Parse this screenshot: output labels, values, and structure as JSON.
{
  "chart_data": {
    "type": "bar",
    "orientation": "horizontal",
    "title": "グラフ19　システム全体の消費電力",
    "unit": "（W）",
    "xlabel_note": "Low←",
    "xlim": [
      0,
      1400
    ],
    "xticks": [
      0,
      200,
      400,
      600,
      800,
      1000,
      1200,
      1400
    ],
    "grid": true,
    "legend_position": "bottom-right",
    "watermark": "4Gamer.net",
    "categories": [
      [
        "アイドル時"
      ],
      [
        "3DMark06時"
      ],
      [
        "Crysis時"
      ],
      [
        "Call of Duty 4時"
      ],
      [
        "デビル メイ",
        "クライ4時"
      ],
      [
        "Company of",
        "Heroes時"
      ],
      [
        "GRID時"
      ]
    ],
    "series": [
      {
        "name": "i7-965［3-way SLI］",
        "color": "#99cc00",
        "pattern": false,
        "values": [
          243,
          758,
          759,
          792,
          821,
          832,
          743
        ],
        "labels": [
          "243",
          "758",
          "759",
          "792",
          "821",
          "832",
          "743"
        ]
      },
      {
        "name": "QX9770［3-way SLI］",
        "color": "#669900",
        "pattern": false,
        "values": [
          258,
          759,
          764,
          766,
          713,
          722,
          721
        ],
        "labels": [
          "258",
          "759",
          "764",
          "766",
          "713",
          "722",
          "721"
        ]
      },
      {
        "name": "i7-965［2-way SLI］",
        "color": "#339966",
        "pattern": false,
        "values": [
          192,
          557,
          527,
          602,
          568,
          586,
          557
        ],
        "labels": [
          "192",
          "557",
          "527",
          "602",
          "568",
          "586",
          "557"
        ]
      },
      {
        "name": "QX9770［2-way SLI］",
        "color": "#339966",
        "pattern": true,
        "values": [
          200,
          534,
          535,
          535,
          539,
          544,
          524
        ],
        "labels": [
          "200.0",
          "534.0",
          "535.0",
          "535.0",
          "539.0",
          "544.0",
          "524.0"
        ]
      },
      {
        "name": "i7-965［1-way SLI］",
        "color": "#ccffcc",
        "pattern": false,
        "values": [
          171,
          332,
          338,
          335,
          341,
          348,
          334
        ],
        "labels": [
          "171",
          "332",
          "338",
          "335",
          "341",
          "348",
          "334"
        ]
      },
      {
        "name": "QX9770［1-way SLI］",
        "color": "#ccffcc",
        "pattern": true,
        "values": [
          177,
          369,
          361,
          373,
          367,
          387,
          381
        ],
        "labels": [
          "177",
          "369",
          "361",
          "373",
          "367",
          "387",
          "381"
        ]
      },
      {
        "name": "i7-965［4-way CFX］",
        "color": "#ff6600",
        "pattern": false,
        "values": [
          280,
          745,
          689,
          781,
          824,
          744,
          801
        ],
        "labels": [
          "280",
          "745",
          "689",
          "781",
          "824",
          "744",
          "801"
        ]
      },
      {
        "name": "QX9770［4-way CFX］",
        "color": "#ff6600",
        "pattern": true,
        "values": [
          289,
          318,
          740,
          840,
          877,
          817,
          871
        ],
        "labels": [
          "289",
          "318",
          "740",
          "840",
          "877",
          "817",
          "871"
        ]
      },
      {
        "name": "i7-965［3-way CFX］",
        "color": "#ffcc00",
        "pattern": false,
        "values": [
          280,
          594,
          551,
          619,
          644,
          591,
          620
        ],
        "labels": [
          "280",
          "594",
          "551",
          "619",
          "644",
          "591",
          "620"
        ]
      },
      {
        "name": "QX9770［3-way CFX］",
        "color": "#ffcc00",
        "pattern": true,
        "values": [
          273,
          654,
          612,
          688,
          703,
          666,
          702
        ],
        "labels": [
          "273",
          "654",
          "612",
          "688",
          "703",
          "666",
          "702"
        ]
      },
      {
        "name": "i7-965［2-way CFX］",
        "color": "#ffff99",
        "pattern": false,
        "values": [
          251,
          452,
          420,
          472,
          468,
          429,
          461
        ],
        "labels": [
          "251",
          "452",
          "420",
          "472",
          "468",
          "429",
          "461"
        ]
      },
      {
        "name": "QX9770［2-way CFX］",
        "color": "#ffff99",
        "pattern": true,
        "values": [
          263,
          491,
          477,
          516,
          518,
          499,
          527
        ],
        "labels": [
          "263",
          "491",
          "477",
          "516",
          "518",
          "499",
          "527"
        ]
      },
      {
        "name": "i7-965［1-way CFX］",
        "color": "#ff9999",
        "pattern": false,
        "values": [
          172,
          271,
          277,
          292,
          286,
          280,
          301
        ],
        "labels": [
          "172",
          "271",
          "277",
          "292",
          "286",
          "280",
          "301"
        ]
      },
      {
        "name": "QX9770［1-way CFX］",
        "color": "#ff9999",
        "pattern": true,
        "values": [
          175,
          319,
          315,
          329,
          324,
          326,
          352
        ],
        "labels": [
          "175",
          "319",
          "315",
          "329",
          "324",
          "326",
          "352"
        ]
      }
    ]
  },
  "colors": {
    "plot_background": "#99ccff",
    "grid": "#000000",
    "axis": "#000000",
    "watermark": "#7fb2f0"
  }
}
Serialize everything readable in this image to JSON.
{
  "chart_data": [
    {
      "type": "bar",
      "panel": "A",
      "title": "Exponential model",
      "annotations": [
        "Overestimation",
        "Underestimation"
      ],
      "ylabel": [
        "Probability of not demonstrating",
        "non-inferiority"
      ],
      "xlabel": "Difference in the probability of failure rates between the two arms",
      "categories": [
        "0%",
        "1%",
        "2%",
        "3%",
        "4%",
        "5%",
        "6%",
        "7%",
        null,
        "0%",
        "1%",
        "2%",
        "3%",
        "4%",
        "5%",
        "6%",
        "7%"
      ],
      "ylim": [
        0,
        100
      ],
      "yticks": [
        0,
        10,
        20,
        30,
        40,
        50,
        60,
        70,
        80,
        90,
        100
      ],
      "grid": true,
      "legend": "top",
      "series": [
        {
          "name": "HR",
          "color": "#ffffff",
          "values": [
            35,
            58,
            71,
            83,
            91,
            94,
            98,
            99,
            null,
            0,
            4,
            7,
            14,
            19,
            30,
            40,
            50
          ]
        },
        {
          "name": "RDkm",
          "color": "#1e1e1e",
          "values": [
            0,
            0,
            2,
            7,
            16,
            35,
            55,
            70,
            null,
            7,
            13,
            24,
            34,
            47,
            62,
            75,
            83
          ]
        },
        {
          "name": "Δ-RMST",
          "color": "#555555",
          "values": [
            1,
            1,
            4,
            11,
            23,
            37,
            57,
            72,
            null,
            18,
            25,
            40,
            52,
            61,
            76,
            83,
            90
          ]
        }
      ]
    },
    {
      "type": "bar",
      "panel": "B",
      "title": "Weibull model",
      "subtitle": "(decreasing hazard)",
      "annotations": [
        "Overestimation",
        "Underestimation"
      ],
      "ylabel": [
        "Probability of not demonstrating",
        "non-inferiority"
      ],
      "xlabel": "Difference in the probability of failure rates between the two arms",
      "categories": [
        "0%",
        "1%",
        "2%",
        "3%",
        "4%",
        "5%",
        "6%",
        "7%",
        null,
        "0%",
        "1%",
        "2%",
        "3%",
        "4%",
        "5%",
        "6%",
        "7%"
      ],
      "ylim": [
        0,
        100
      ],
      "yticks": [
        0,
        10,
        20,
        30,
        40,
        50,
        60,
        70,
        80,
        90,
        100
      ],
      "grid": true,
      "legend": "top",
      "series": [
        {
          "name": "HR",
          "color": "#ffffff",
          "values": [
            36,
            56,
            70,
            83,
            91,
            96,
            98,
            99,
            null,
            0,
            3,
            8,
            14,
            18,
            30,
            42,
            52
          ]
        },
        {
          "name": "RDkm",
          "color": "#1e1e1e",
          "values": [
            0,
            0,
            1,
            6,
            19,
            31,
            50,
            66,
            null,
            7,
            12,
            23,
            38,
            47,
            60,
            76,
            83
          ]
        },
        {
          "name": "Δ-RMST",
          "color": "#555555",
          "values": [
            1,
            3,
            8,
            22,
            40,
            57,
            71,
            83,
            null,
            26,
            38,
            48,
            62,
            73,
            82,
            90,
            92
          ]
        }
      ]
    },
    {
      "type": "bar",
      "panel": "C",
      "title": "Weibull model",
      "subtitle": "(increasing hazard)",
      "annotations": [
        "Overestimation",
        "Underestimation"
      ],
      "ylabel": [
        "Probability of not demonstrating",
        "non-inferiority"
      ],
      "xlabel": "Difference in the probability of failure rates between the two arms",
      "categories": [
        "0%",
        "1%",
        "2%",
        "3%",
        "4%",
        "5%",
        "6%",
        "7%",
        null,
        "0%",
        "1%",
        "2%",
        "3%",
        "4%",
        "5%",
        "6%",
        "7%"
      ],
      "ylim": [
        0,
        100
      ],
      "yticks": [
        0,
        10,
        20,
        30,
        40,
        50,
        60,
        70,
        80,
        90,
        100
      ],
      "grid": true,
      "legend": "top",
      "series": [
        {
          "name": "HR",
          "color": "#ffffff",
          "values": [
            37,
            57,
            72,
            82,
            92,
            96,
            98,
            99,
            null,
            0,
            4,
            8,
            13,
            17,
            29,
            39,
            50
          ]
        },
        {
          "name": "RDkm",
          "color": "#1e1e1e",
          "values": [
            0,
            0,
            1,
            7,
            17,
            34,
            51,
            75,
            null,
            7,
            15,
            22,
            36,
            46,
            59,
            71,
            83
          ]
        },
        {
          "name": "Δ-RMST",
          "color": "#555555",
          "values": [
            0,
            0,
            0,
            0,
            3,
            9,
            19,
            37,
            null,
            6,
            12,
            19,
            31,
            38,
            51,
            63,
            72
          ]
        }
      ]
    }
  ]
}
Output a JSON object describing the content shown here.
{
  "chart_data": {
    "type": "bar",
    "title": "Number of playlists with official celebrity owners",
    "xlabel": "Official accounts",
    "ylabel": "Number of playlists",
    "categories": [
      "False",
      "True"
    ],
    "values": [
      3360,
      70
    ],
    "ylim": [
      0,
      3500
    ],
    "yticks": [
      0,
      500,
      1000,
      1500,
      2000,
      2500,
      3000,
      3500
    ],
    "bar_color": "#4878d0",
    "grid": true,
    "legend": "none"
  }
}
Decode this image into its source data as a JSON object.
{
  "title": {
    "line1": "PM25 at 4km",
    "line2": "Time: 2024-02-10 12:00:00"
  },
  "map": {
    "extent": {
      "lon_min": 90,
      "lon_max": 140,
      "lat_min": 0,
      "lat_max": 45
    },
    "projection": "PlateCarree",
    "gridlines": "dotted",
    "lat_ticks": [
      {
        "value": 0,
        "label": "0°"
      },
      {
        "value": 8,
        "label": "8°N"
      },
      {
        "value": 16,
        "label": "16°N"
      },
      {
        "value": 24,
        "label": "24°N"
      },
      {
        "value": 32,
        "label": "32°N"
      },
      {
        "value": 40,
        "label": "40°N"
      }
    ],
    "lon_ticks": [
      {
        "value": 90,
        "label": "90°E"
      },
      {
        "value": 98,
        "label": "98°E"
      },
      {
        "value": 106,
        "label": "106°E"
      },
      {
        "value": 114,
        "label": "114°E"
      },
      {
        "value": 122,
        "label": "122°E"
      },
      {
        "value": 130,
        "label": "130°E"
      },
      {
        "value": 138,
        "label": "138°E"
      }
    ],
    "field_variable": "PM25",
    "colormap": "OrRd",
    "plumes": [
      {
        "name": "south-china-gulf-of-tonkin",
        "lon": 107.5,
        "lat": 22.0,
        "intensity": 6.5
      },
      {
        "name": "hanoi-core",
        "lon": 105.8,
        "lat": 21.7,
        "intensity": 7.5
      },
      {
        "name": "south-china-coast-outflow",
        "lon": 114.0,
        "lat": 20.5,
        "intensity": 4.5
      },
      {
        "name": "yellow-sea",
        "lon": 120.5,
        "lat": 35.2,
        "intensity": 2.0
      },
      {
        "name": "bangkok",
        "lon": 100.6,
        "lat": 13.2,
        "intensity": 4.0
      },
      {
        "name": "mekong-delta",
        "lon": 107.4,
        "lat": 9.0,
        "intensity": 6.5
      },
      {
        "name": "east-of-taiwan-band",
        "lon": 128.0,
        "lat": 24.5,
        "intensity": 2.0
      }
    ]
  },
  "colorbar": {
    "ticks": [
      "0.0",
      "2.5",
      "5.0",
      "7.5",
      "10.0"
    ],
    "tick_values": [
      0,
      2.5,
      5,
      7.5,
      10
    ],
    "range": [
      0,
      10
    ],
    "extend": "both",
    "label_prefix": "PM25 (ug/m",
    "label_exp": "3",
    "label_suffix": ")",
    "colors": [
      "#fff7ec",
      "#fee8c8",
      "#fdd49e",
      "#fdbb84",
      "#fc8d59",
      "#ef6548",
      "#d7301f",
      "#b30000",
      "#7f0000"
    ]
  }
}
****
* _WRITTEN REQUEST_
Pull out every line in the material above where "china" occurs.

* _SOLUTION_
        "name": "south-china-gulf-of-tonkin",
        "name": "south-china-coast-outflow",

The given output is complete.